Aşağıdaki İsrail-Filistin çatışması yazısını, gösterilen son cümleden sonra gelecek kısımla sürdürün.

• _Alıntılanan metin_:
________

Filistin — İsrail Savaşı Nasıl Başladı

Hakan Özerdem
10 min readOct 10, 2023

--

Kronolojik Zaman Çizelgesi ile Hamas — İsrail Olaylarına Bir Bakış

İsrail-Filistin arasında süregelen, belki de tarihin en uzun süren çatışma hali, günümüze dek onbinlerce insanın hayatına mal oldu ve milyonlarca kişiyi mağdur etti. Sürecin geleceği ne olur elbette şimdiden bilmek imkansız, ancak geçmişini bilmeden geleceği hakkında tahminlerde bulunmak da nafile. Bu yazıda İsrail — Filistin savaşının kronolojik bir çizelgesi ile Filistin halkının maruz kaldığı şiddet eylemlerinin bir çizelgesini sunmayı hedefledim.

Palestine 2009. Israel’s Wall in Bethlehem, West Bank. Credit: Montecruz Foto / Flickr

Önce İsrail’in dünya kamuoyunda nasıl göründüğü hakkında kısa bir liste yapalım;

İyi olarak görülmesine yol açan sebepler;
- Hali hazırda işlerliği olan bir demokratik rejim hakimdir.
- LGBT hakları konusunda olumlu yaklaşım sergiler. (!)
- Soğuk savaş döneminde Batı ülkelerinin destekçisi olmuştur.
- Teknoloji, kültür, sanat, finans ve benzeri birçok konuda çoğu ülkeden daha iyi bir altyapıya sahiptir.
- Nüfusunun bir kısmı (özellikle Arap ülkelerindeki Yahudi nüfus) Yahudi karşıtı ayrımcılıklara maruz kalmaktadır.
- İsrail’in sivil nüfusu bazen terörizmin kurbanı olmaktadır lakin bu saldırılar bugüne dek Gazze’den gelen roketlerden ve çok daha önceden Suriye, Gazze ve Ürdün sınırından yapılan saldırılardan ibaret kalmıştır ve bu saldırıların verdiği zararlar görecelidir.

________

• _Sağlanan malzeme_:
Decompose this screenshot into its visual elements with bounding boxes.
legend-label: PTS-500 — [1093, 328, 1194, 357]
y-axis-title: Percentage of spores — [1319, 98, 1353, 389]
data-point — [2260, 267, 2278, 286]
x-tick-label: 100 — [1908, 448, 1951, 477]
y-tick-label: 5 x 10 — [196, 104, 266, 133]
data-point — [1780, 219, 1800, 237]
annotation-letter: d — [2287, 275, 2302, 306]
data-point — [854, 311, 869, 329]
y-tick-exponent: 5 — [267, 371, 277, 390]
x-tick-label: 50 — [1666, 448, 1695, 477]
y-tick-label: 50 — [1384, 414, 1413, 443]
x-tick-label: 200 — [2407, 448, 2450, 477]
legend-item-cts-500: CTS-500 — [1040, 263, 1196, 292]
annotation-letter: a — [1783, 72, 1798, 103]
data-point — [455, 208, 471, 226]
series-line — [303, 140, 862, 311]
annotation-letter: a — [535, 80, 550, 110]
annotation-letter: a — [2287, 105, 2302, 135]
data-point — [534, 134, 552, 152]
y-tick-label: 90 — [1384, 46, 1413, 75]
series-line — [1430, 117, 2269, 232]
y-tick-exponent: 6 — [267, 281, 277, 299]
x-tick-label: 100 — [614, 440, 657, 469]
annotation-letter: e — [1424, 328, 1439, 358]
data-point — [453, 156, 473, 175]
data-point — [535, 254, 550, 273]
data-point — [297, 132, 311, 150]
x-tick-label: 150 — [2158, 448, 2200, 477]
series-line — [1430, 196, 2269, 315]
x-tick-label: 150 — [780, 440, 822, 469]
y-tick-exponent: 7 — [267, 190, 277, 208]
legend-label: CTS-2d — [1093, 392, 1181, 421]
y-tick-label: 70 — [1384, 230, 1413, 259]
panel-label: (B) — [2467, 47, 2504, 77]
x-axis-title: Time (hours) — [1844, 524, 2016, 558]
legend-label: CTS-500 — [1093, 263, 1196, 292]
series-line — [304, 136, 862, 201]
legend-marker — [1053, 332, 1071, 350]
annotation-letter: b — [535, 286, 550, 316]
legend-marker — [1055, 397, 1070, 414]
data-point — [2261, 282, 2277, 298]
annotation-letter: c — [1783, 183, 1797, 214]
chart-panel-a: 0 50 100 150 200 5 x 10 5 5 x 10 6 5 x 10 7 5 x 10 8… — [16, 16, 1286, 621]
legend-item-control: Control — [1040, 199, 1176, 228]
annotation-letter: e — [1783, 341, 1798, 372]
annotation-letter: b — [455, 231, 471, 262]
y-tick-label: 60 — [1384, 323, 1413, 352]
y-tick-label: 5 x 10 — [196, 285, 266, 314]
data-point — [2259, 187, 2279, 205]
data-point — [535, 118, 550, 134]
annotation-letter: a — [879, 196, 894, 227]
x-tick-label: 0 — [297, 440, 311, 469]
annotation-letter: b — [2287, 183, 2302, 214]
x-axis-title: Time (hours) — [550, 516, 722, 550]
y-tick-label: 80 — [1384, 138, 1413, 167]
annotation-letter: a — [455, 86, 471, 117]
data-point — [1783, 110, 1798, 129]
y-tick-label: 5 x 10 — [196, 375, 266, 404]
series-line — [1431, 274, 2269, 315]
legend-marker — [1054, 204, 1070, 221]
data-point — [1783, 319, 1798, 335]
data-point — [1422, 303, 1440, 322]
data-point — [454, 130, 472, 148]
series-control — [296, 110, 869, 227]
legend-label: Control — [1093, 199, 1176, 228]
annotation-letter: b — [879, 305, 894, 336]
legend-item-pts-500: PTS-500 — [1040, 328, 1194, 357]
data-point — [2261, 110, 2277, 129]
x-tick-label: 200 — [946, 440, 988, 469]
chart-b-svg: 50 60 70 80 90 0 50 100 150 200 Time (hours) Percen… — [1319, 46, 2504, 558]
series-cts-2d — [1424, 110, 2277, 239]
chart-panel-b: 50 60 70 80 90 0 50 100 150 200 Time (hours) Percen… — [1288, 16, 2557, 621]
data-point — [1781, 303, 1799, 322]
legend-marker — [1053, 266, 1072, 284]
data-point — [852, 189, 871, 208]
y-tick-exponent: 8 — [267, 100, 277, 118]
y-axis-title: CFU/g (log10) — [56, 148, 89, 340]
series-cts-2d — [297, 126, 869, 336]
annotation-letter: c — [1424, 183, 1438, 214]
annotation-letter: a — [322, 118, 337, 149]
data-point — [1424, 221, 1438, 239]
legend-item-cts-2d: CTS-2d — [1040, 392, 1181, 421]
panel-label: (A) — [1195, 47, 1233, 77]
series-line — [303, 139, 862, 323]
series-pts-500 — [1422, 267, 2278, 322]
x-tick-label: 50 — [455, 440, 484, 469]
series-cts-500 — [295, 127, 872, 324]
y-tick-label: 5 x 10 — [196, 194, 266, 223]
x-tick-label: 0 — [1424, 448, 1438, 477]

________

• _Yazılı yanıt_:
- İsrail ile ilgili birçok ülkenin açıklamaları İsraillilere yönelik etnik temizlik tehditi taşır.

Kötü olarak görülmesine yol açan sebepler;
- Ülke bu topraklara göç eden İsrailliler tarafından kurulmuştur, ancak bunu o topraklarda yerleşik hayat süren toplulukların yerlerinden edilmesi ile yapmışlardır.
- Menachem Begin gibi bazı liderlerinin Batı Dünyasına ve özellikle İngilizlere karşı terörizmi kullandığı bilinen bir gerçektir.
- İlk savaşlarında Birleşmiş Milletler tarafından kendilerine ayrılan topraktan daha fazlasını alarak işgalci durumuna düşmüşlerdir. Her ne kadar çizilen sınırların “uygulanamaz” olduğunu iddia etseler de, bu sadece dayattıkları bir görüşten ibaret kalmıştır.
- Sadece ilk savaşlarından sonra 600bin Filistinliyi sınırdışı etmişler, ve yaşam alanlarına dönmelerini yasaklamışlardır.
- İstemedikleri her türlü cami, kültürel ve tarihi değerler gibi bir çok eseri acımasızca yok etmişlerdir.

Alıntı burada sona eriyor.